### Supplied material
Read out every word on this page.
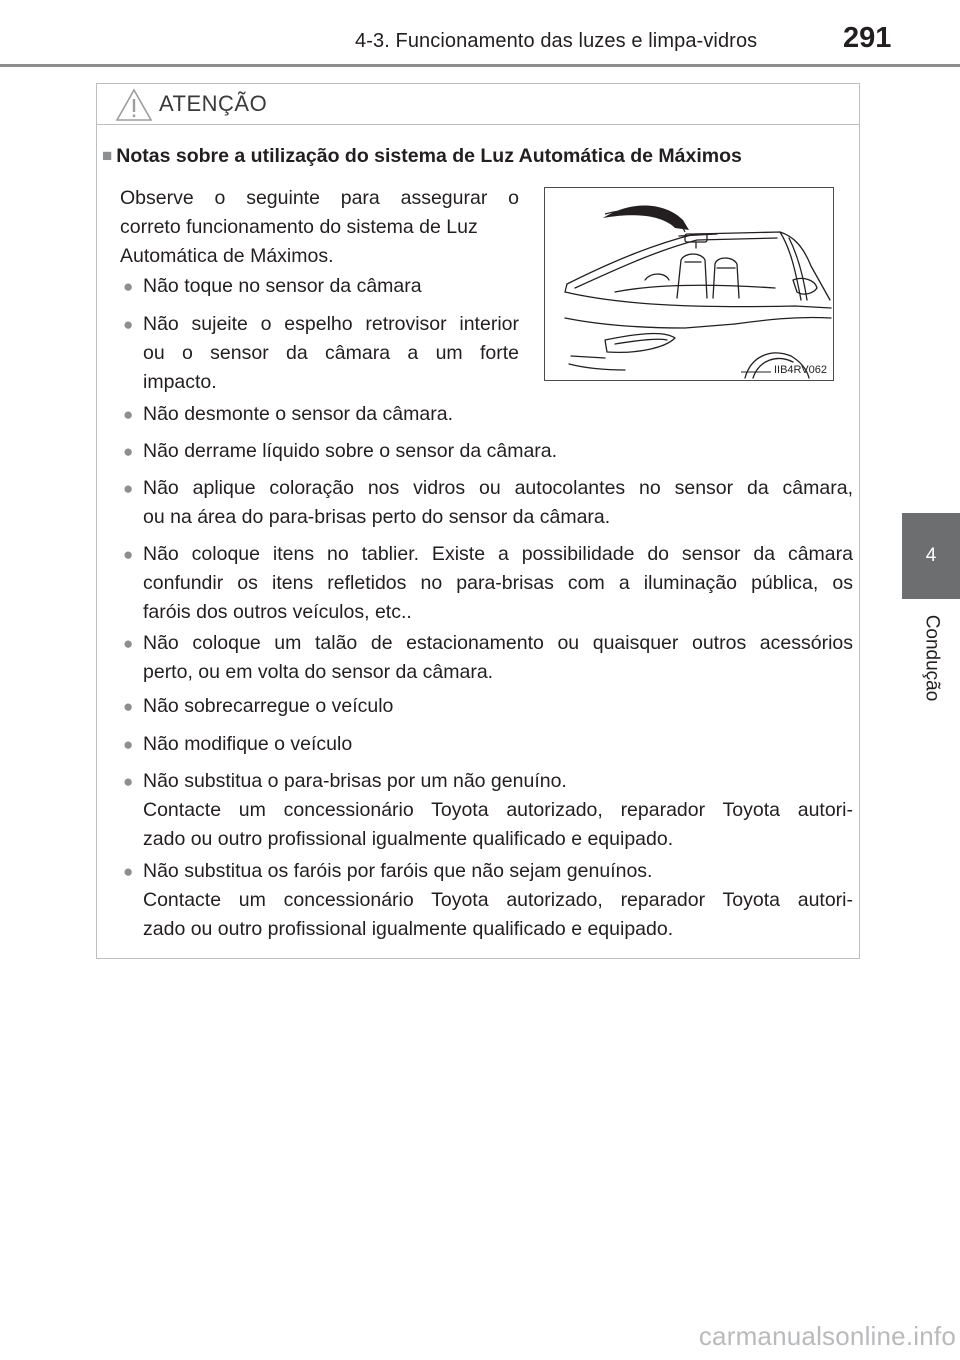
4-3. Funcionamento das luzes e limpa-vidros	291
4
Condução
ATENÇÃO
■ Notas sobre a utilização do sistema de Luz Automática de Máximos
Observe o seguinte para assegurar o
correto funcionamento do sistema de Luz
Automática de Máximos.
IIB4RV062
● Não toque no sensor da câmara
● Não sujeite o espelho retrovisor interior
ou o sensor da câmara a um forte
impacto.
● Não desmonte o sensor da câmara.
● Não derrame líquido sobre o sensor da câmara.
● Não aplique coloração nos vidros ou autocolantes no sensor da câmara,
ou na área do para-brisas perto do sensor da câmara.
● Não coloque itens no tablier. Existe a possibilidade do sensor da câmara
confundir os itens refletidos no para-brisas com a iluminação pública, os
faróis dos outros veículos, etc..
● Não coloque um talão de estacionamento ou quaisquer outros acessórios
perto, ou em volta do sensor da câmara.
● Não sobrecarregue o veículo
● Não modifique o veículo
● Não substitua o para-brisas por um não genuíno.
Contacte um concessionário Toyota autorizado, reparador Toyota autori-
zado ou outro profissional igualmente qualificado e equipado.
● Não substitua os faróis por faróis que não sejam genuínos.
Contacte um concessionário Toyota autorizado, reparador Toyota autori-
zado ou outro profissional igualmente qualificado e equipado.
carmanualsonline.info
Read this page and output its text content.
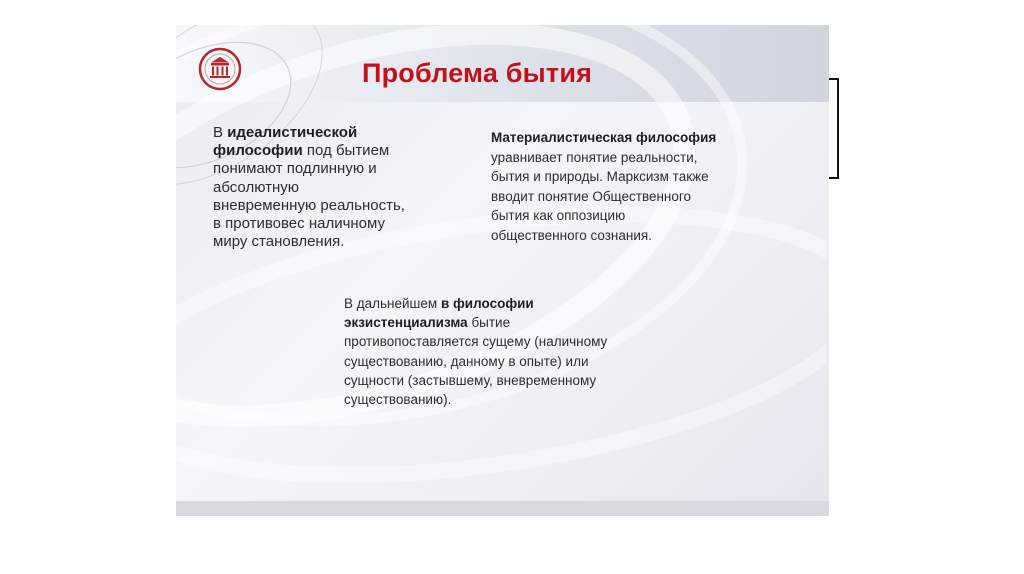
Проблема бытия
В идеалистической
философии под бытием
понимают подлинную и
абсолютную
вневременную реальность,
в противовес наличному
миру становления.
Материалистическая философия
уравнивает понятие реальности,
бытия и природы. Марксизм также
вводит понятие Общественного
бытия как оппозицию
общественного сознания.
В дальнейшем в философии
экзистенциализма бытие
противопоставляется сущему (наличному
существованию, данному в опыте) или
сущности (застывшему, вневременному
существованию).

### What you are asked to do
Pictures in the records must not appear in the copy; transcribe everything else precisely.

### Answer to the task
Read out every word on this page.
4-3. Funcionamento das luzes e limpa-vidros	291
4
Condução
ATENÇÃO
■ Notas sobre a utilização do sistema de Luz Automática de Máximos
Observe o seguinte para assegurar o
correto funcionamento do sistema de Luz
Automática de Máximos.
IIB4RV062
● Não toque no sensor da câmara
● Não sujeite o espelho retrovisor interior
ou o sensor da câmara a um forte
impacto.
● Não desmonte o sensor da câmara.
● Não derrame líquido sobre o sensor da câmara.
● Não aplique coloração nos vidros ou autocolantes no sensor da câmara,
ou na área do para-brisas perto do sensor da câmara.
● Não coloque itens no tablier. Existe a possibilidade do sensor da câmara
confundir os itens refletidos no para-brisas com a iluminação pública, os
faróis dos outros veículos, etc..
● Não coloque um talão de estacionamento ou quaisquer outros acessórios
perto, ou em volta do sensor da câmara.
● Não sobrecarregue o veículo
● Não modifique o veículo
● Não substitua o para-brisas por um não genuíno.
Contacte um concessionário Toyota autorizado, reparador Toyota autori-
zado ou outro profissional igualmente qualificado e equipado.
● Não substitua os faróis por faróis que não sejam genuínos.
Contacte um concessionário Toyota autorizado, reparador Toyota autori-
zado ou outro profissional igualmente qualificado e equipado.
carmanualsonline.info
Read this page and output its text content.
Проблема бытия
В идеалистической
философии под бытием
понимают подлинную и
абсолютную
вневременную реальность,
в противовес наличному
миру становления.
Материалистическая философия
уравнивает понятие реальности,
бытия и природы. Марксизм также
вводит понятие Общественного
бытия как оппозицию
общественного сознания.
В дальнейшем в философии
экзистенциализма бытие
противопоставляется сущему (наличному
существованию, данному в опыте) или
сущности (застывшему, вневременному
существованию).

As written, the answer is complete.